--- begin ---

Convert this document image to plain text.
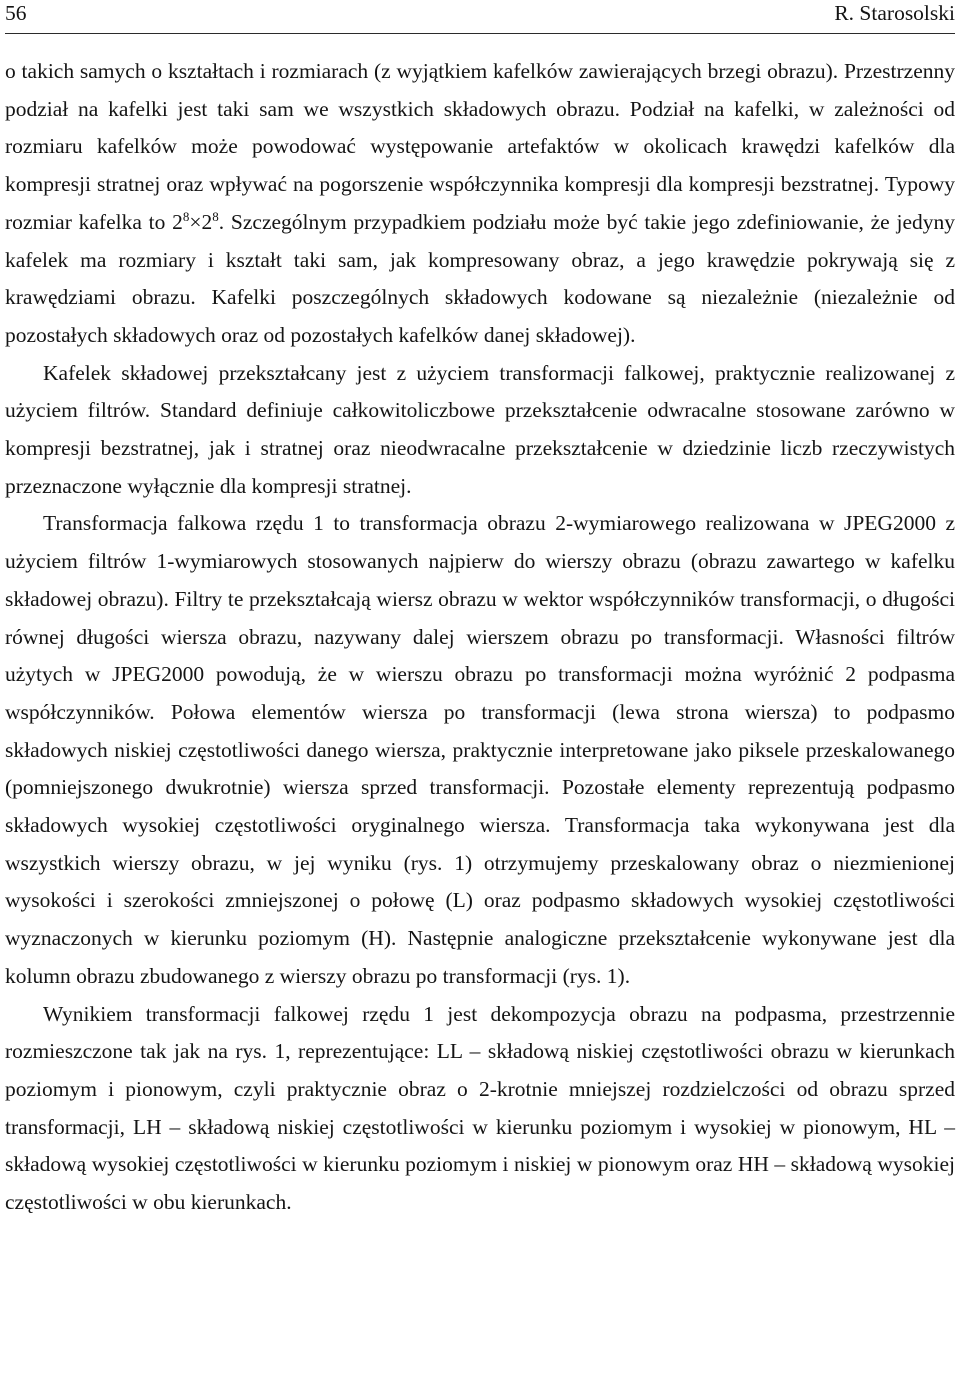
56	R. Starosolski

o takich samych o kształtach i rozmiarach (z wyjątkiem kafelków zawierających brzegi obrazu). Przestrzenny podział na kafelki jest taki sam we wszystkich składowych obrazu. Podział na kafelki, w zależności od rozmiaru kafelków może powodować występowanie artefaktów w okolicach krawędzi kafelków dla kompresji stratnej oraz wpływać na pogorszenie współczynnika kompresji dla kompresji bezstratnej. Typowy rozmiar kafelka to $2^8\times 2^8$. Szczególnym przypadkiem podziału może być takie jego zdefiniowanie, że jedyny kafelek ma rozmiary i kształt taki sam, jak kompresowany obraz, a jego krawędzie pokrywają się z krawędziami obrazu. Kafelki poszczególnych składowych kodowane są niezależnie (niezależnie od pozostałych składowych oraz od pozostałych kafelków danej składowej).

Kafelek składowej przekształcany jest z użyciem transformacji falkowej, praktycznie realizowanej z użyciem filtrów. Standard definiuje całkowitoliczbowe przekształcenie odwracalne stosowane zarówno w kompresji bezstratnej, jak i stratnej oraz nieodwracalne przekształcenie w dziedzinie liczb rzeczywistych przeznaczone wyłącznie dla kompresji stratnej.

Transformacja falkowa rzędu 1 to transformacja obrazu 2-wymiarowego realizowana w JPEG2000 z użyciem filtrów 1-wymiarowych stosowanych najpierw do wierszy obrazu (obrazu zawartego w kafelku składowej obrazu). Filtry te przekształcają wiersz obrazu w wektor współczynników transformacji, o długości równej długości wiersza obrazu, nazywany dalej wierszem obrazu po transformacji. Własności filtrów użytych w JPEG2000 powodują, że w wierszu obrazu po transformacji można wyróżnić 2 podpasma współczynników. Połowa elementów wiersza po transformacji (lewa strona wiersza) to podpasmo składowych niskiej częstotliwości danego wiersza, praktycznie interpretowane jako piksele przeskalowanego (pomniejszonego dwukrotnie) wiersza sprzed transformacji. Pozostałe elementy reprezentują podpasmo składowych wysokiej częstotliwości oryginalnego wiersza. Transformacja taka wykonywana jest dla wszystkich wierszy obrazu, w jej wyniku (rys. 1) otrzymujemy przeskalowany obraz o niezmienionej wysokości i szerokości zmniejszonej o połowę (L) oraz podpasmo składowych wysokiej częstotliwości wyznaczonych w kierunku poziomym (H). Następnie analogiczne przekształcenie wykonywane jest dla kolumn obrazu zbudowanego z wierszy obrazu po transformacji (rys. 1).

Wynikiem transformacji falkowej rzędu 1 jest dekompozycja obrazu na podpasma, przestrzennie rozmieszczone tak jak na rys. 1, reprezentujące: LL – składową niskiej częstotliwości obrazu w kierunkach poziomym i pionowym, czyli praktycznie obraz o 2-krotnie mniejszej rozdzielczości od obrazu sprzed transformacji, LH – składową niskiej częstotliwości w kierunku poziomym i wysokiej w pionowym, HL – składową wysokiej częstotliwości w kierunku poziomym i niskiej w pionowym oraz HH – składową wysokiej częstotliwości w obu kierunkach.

--- end ---

**Written instruction:**
Without the pictures, restate all the entries above exactly.

**Problem solution:**
Convert this document image to plain text.
56	R. Starosolski

o takich samych o kształtach i rozmiarach (z wyjątkiem kafelków zawierających brzegi obrazu). Przestrzenny podział na kafelki jest taki sam we wszystkich składowych obrazu. Podział na kafelki, w zależności od rozmiaru kafelków może powodować występowanie artefaktów w okolicach krawędzi kafelków dla kompresji stratnej oraz wpływać na pogorszenie współczynnika kompresji dla kompresji bezstratnej. Typowy rozmiar kafelka to $2^8\times 2^8$. Szczególnym przypadkiem podziału może być takie jego zdefiniowanie, że jedyny kafelek ma rozmiary i kształt taki sam, jak kompresowany obraz, a jego krawędzie pokrywają się z krawędziami obrazu. Kafelki poszczególnych składowych kodowane są niezależnie (niezależnie od pozostałych składowych oraz od pozostałych kafelków danej składowej).

Kafelek składowej przekształcany jest z użyciem transformacji falkowej, praktycznie realizowanej z użyciem filtrów. Standard definiuje całkowitoliczbowe przekształcenie odwracalne stosowane zarówno w kompresji bezstratnej, jak i stratnej oraz nieodwracalne przekształcenie w dziedzinie liczb rzeczywistych przeznaczone wyłącznie dla kompresji stratnej.

Transformacja falkowa rzędu 1 to transformacja obrazu 2-wymiarowego realizowana w JPEG2000 z użyciem filtrów 1-wymiarowych stosowanych najpierw do wierszy obrazu (obrazu zawartego w kafelku składowej obrazu). Filtry te przekształcają wiersz obrazu w wektor współczynników transformacji, o długości równej długości wiersza obrazu, nazywany dalej wierszem obrazu po transformacji. Własności filtrów użytych w JPEG2000 powodują, że w wierszu obrazu po transformacji można wyróżnić 2 podpasma współczynników. Połowa elementów wiersza po transformacji (lewa strona wiersza) to podpasmo składowych niskiej częstotliwości danego wiersza, praktycznie interpretowane jako piksele przeskalowanego (pomniejszonego dwukrotnie) wiersza sprzed transformacji. Pozostałe elementy reprezentują podpasmo składowych wysokiej częstotliwości oryginalnego wiersza. Transformacja taka wykonywana jest dla wszystkich wierszy obrazu, w jej wyniku (rys. 1) otrzymujemy przeskalowany obraz o niezmienionej wysokości i szerokości zmniejszonej o połowę (L) oraz podpasmo składowych wysokiej częstotliwości wyznaczonych w kierunku poziomym (H). Następnie analogiczne przekształcenie wykonywane jest dla kolumn obrazu zbudowanego z wierszy obrazu po transformacji (rys. 1).

Wynikiem transformacji falkowej rzędu 1 jest dekompozycja obrazu na podpasma, przestrzennie rozmieszczone tak jak na rys. 1, reprezentujące: LL – składową niskiej częstotliwości obrazu w kierunkach poziomym i pionowym, czyli praktycznie obraz o 2-krotnie mniejszej rozdzielczości od obrazu sprzed transformacji, LH – składową niskiej częstotliwości w kierunku poziomym i wysokiej w pionowym, HL – składową wysokiej częstotliwości w kierunku poziomym i niskiej w pionowym oraz HH – składową wysokiej częstotliwości w obu kierunkach.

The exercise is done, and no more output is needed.